▶ **Exercise materials**

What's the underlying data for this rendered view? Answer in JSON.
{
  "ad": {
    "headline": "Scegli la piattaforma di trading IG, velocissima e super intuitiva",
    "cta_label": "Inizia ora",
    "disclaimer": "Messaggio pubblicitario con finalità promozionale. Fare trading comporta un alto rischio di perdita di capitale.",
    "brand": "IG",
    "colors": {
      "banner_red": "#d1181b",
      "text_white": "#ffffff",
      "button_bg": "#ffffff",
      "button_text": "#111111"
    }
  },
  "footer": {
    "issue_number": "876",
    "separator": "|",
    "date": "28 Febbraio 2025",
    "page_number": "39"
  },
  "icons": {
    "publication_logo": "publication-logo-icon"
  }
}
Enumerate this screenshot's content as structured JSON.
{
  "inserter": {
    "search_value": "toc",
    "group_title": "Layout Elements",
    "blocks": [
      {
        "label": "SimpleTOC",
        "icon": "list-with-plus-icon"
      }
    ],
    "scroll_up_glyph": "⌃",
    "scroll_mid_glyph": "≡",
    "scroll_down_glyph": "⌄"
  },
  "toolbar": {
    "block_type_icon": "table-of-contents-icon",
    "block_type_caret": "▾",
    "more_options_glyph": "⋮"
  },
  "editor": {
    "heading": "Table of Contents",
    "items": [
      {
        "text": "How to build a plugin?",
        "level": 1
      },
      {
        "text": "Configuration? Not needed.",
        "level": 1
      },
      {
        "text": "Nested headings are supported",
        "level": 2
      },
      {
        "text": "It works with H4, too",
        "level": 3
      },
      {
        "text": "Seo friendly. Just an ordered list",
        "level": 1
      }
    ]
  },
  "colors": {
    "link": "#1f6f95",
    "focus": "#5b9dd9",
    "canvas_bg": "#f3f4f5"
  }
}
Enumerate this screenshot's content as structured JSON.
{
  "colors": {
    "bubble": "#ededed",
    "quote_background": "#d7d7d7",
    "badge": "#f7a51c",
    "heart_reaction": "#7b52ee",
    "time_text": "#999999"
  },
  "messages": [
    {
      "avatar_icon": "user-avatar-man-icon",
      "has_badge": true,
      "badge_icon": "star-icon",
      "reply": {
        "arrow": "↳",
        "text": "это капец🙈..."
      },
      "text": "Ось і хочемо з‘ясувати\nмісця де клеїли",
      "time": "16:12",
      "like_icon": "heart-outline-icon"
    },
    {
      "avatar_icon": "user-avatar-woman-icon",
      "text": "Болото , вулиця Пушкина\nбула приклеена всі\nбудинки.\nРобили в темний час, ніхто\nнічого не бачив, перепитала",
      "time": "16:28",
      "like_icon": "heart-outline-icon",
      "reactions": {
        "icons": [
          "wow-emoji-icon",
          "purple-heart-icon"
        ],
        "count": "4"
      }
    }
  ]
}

▶ **Do this**
Gather each line of the listing containing the word "outline" and show it.

▶ **Full solution**
      "like_icon": "heart-outline-icon"
      "like_icon": "heart-outline-icon",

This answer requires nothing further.